Write the entries out again exactly as they stand, but without the pictures.

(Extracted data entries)

====

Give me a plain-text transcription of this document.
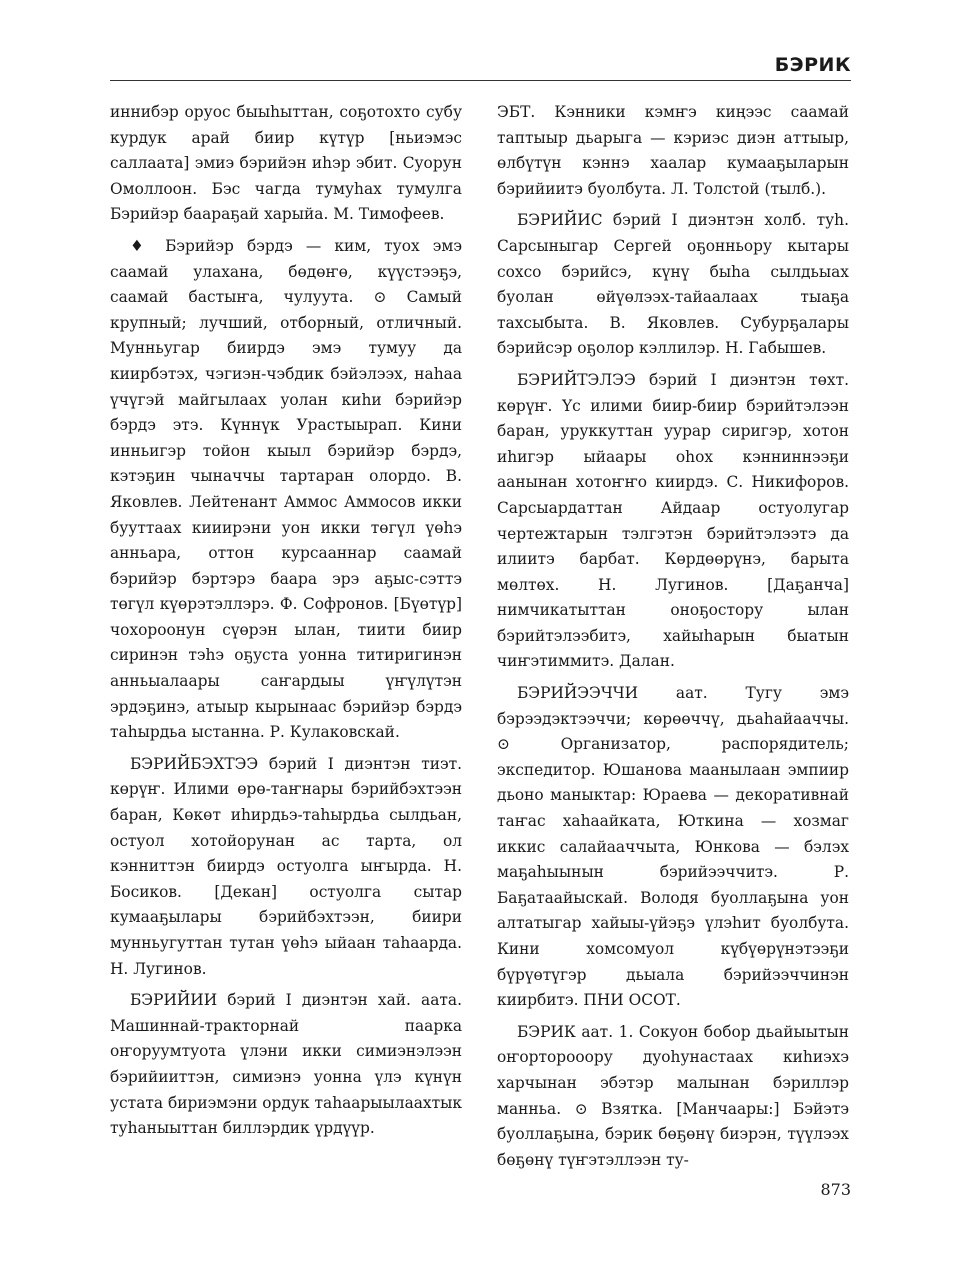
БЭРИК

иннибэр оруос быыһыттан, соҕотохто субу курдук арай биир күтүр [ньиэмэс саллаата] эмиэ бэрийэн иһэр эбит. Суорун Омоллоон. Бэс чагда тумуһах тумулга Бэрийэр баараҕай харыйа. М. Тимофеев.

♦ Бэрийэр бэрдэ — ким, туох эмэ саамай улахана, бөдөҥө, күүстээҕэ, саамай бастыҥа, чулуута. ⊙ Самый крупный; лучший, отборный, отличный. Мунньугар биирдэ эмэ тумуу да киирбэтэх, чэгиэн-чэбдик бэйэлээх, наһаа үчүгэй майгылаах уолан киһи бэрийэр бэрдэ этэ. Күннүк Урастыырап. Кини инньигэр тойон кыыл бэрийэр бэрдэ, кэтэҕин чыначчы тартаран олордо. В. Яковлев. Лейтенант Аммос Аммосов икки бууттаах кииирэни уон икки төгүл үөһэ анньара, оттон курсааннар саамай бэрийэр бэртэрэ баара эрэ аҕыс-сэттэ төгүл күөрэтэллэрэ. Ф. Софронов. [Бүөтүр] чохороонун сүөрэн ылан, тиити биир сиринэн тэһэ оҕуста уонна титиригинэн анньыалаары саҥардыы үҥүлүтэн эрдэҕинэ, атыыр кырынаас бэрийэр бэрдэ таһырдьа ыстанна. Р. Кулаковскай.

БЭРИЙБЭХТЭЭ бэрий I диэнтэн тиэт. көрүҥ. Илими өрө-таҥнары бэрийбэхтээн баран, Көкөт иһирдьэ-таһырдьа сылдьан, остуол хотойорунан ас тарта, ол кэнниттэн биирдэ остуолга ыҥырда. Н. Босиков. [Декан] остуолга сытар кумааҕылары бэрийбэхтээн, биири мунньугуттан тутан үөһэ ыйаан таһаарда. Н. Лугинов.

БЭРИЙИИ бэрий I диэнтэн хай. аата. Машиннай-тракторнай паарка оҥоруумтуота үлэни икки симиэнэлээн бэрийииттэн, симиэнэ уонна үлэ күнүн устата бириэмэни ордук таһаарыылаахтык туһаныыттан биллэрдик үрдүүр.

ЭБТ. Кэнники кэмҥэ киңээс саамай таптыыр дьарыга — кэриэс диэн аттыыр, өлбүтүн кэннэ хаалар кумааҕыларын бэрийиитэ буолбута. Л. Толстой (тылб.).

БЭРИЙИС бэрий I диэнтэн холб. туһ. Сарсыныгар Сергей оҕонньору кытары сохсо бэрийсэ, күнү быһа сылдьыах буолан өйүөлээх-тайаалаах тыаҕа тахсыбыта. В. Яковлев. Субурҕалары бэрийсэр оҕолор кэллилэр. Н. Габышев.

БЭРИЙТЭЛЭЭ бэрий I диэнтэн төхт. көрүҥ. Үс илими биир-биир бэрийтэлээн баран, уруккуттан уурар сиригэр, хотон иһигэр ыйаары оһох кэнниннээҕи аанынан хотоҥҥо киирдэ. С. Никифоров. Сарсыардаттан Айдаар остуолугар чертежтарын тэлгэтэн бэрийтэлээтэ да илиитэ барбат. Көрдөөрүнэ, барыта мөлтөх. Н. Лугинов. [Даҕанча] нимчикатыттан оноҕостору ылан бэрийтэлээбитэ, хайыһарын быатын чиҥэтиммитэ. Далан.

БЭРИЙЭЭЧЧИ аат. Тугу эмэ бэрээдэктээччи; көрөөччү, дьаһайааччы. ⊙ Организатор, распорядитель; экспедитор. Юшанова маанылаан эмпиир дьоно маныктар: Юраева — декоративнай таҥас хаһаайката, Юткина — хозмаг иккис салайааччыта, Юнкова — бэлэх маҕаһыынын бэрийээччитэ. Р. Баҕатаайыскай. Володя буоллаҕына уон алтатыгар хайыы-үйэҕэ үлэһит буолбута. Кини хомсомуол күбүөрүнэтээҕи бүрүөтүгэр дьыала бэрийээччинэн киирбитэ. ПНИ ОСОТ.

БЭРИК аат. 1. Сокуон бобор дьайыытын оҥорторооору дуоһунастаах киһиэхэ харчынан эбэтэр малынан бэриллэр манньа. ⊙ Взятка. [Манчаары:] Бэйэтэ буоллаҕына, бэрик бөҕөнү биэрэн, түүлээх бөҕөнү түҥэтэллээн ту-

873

====

§ **THE RESPONSE**
Give me a plain-text transcription of this document.
БЭРИК

иннибэр оруос быыһыттан, соҕотохто субу курдук арай биир күтүр [ньиэмэс саллаата] эмиэ бэрийэн иһэр эбит. Суорун Омоллоон. Бэс чагда тумуһах тумулга Бэрийэр баараҕай харыйа. М. Тимофеев.

♦ Бэрийэр бэрдэ — ким, туох эмэ саамай улахана, бөдөҥө, күүстээҕэ, саамай бастыҥа, чулуута. ⊙ Самый крупный; лучший, отборный, отличный. Мунньугар биирдэ эмэ тумуу да киирбэтэх, чэгиэн-чэбдик бэйэлээх, наһаа үчүгэй майгылаах уолан киһи бэрийэр бэрдэ этэ. Күннүк Урастыырап. Кини инньигэр тойон кыыл бэрийэр бэрдэ, кэтэҕин чыначчы тартаран олордо. В. Яковлев. Лейтенант Аммос Аммосов икки бууттаах кииирэни уон икки төгүл үөһэ анньара, оттон курсааннар саамай бэрийэр бэртэрэ баара эрэ аҕыс-сэттэ төгүл күөрэтэллэрэ. Ф. Софронов. [Бүөтүр] чохороонун сүөрэн ылан, тиити биир сиринэн тэһэ оҕуста уонна титиригинэн анньыалаары саҥардыы үҥүлүтэн эрдэҕинэ, атыыр кырынаас бэрийэр бэрдэ таһырдьа ыстанна. Р. Кулаковскай.

БЭРИЙБЭХТЭЭ бэрий I диэнтэн тиэт. көрүҥ. Илими өрө-таҥнары бэрийбэхтээн баран, Көкөт иһирдьэ-таһырдьа сылдьан, остуол хотойорунан ас тарта, ол кэнниттэн биирдэ остуолга ыҥырда. Н. Босиков. [Декан] остуолга сытар кумааҕылары бэрийбэхтээн, биири мунньугуттан тутан үөһэ ыйаан таһаарда. Н. Лугинов.

БЭРИЙИИ бэрий I диэнтэн хай. аата. Машиннай-тракторнай паарка оҥоруумтуота үлэни икки симиэнэлээн бэрийииттэн, симиэнэ уонна үлэ күнүн устата бириэмэни ордук таһаарыылаахтык туһаныыттан биллэрдик үрдүүр.

ЭБТ. Кэнники кэмҥэ киңээс саамай таптыыр дьарыга — кэриэс диэн аттыыр, өлбүтүн кэннэ хаалар кумааҕыларын бэрийиитэ буолбута. Л. Толстой (тылб.).

БЭРИЙИС бэрий I диэнтэн холб. туһ. Сарсыныгар Сергей оҕонньору кытары сохсо бэрийсэ, күнү быһа сылдьыах буолан өйүөлээх-тайаалаах тыаҕа тахсыбыта. В. Яковлев. Субурҕалары бэрийсэр оҕолор кэллилэр. Н. Габышев.

БЭРИЙТЭЛЭЭ бэрий I диэнтэн төхт. көрүҥ. Үс илими биир-биир бэрийтэлээн баран, уруккуттан уурар сиригэр, хотон иһигэр ыйаары оһох кэнниннээҕи аанынан хотоҥҥо киирдэ. С. Никифоров. Сарсыардаттан Айдаар остуолугар чертежтарын тэлгэтэн бэрийтэлээтэ да илиитэ барбат. Көрдөөрүнэ, барыта мөлтөх. Н. Лугинов. [Даҕанча] нимчикатыттан оноҕостору ылан бэрийтэлээбитэ, хайыһарын быатын чиҥэтиммитэ. Далан.

БЭРИЙЭЭЧЧИ аат. Тугу эмэ бэрээдэктээччи; көрөөччү, дьаһайааччы. ⊙ Организатор, распорядитель; экспедитор. Юшанова маанылаан эмпиир дьоно маныктар: Юраева — декоративнай таҥас хаһаайката, Юткина — хозмаг иккис салайааччыта, Юнкова — бэлэх маҕаһыынын бэрийээччитэ. Р. Баҕатаайыскай. Володя буоллаҕына уон алтатыгар хайыы-үйэҕэ үлэһит буолбута. Кини хомсомуол күбүөрүнэтээҕи бүрүөтүгэр дьыала бэрийээччинэн киирбитэ. ПНИ ОСОТ.

БЭРИК аат. 1. Сокуон бобор дьайыытын оҥорторооору дуоһунастаах киһиэхэ харчынан эбэтэр малынан бэриллэр манньа. ⊙ Взятка. [Манчаары:] Бэйэтэ буоллаҕына, бэрик бөҕөнү биэрэн, түүлээх бөҕөнү түҥэтэллээн ту-

873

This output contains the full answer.